# Exercise aim:
Sort through the data and copy the lines holding the word "Security".

-*-*-

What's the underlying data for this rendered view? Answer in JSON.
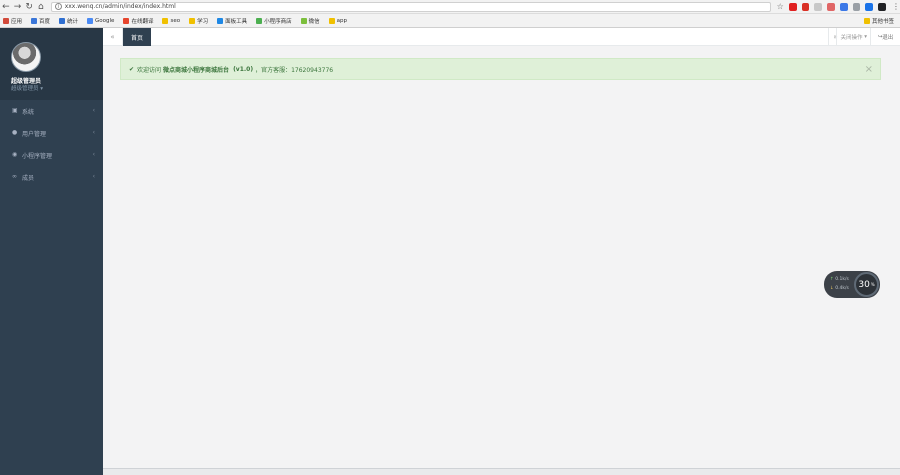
{
  "browser": {
    "url": "xxx.wenq.cn/admin/index/index.html",
    "bookmarks": [
      {
        "label": "应用",
        "color": "#d24a3b"
      },
      {
        "label": "百度",
        "color": "#3a76d8"
      },
      {
        "label": "统计",
        "color": "#2f6fd1"
      },
      {
        "label": "Google",
        "color": "#4a8af4"
      },
      {
        "label": "在线翻译",
        "color": "#e6452d"
      },
      {
        "label": "seo",
        "color": "#f0c000"
      },
      {
        "label": "学习",
        "color": "#f0c000"
      },
      {
        "label": "面板工具",
        "color": "#1e88e5"
      },
      {
        "label": "小程序商店",
        "color": "#4caf50"
      },
      {
        "label": "微信",
        "color": "#7cbf3c"
      },
      {
        "label": "app",
        "color": "#f0c000"
      }
    ],
    "other_bookmarks": "其他书签"
  },
  "sidebar": {
    "profile": {
      "name": "超级管理员",
      "role": "超级管理员"
    },
    "items": [
      {
        "label": "系统",
        "icon": "desktop-icon"
      },
      {
        "label": "用户管理",
        "icon": "user-icon"
      },
      {
        "label": "小程序管理",
        "icon": "wechat-icon"
      },
      {
        "label": "成员",
        "icon": "share-icon"
      }
    ]
  },
  "topbar": {
    "home_tab": "首页",
    "close_ops": "关闭操作",
    "logout": "退出"
  },
  "alert": {
    "prefix": "欢迎访问",
    "title": "微点商城小程序商城后台",
    "version": "(v1.0)",
    "contact": "，官方客服：17620943776"
  },
  "widget": {
    "row1": "0.1k/s",
    "row2": "0.4k/s",
    "value": "30",
    "unit": "%"
  },
  "colors": {
    "sidebar": "#2f4050",
    "alert_bg": "#dff0d8",
    "alert_text": "#3c763d"
  }
}
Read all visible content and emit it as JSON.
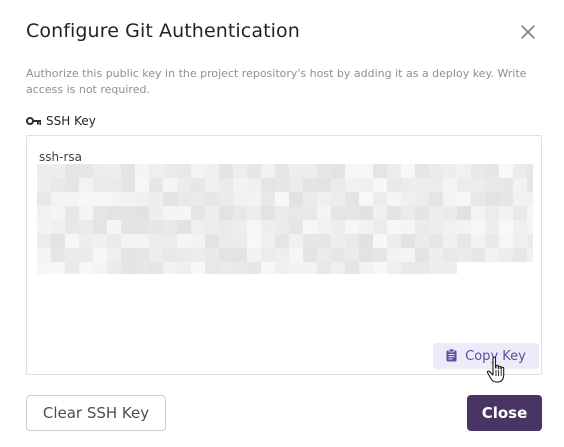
{
  "dialog": {
    "title": "Configure Git Authentication",
    "description": "Authorize this public key in the project repository's host by adding it as a deploy key. Write access is not required."
  },
  "ssh_key": {
    "label": "SSH Key",
    "prefix": "ssh-rsa",
    "copy_label": "Copy Key"
  },
  "footer": {
    "clear_label": "Clear SSH Key",
    "close_label": "Close"
  },
  "colors": {
    "primary": "#4a3466",
    "accent_text": "#5b4ea3",
    "accent_bg": "#eeebf8"
  },
  "icons": {
    "close": "close-icon",
    "key": "key-icon",
    "copy": "clipboard-icon",
    "cursor": "hand-cursor-icon"
  }
}
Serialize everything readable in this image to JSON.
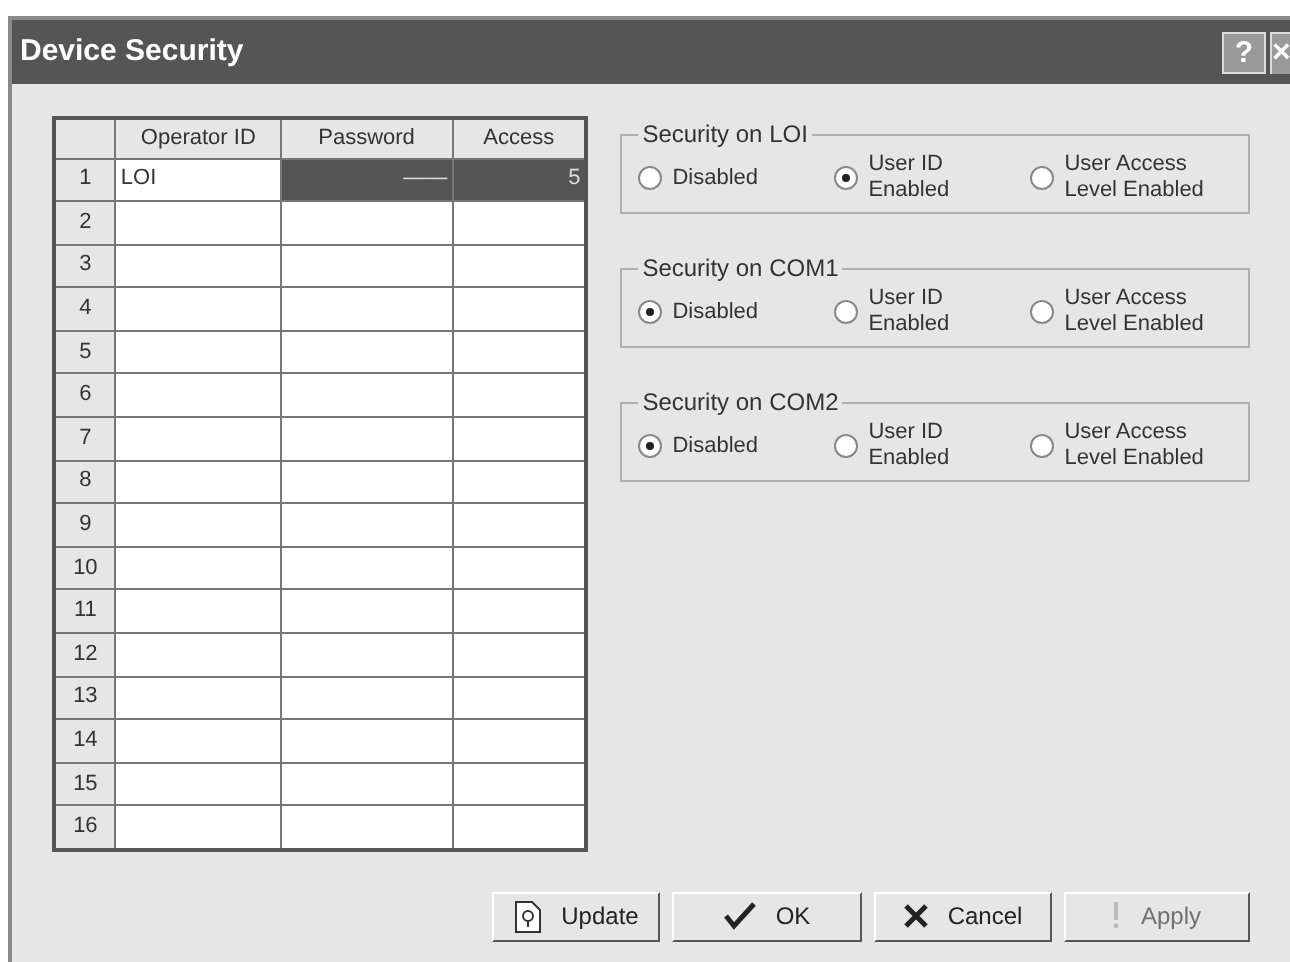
{
  "window": {
    "title": "Device Security",
    "help_button": "?",
    "close_button": "×"
  },
  "table": {
    "columns": [
      "Operator ID",
      "Password",
      "Access"
    ],
    "rows": [
      {
        "number": "1",
        "operator_id": "LOI",
        "password": "——",
        "access": "5",
        "selected": true
      },
      {
        "number": "2",
        "selected": false
      },
      {
        "number": "3",
        "selected": false
      },
      {
        "number": "4",
        "selected": false
      },
      {
        "number": "5",
        "selected": false
      },
      {
        "number": "6",
        "selected": false
      },
      {
        "number": "7",
        "selected": false
      },
      {
        "number": "8",
        "selected": false
      },
      {
        "number": "9",
        "selected": false
      },
      {
        "number": "10",
        "selected": false
      },
      {
        "number": "11",
        "selected": false
      },
      {
        "number": "12",
        "selected": false
      },
      {
        "number": "13",
        "selected": false
      },
      {
        "number": "14",
        "selected": false
      },
      {
        "number": "15",
        "selected": false
      },
      {
        "number": "16",
        "selected": false
      }
    ]
  },
  "groups": [
    {
      "title": "Security on LOI",
      "options": [
        {
          "label": "Disabled",
          "selected": false
        },
        {
          "label": "User ID\nEnabled",
          "selected": true
        },
        {
          "label": "User Access\nLevel Enabled",
          "selected": false
        }
      ]
    },
    {
      "title": "Security on COM1",
      "options": [
        {
          "label": "Disabled",
          "selected": true
        },
        {
          "label": "User ID\nEnabled",
          "selected": false
        },
        {
          "label": "User Access\nLevel Enabled",
          "selected": false
        }
      ]
    },
    {
      "title": "Security on COM2",
      "options": [
        {
          "label": "Disabled",
          "selected": true
        },
        {
          "label": "User ID\nEnabled",
          "selected": false
        },
        {
          "label": "User Access\nLevel Enabled",
          "selected": false
        }
      ]
    }
  ],
  "buttons": [
    {
      "kind": "update",
      "label": "Update",
      "disabled": false
    },
    {
      "kind": "ok",
      "label": "OK",
      "disabled": false
    },
    {
      "kind": "cancel",
      "label": "Cancel",
      "disabled": false
    },
    {
      "kind": "apply",
      "label": "Apply",
      "disabled": true
    }
  ]
}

-*-*-

# Response:
    "title": "Device Security",
      "title": "Security on LOI",
      "title": "Security on COM1",
      "title": "Security on COM2",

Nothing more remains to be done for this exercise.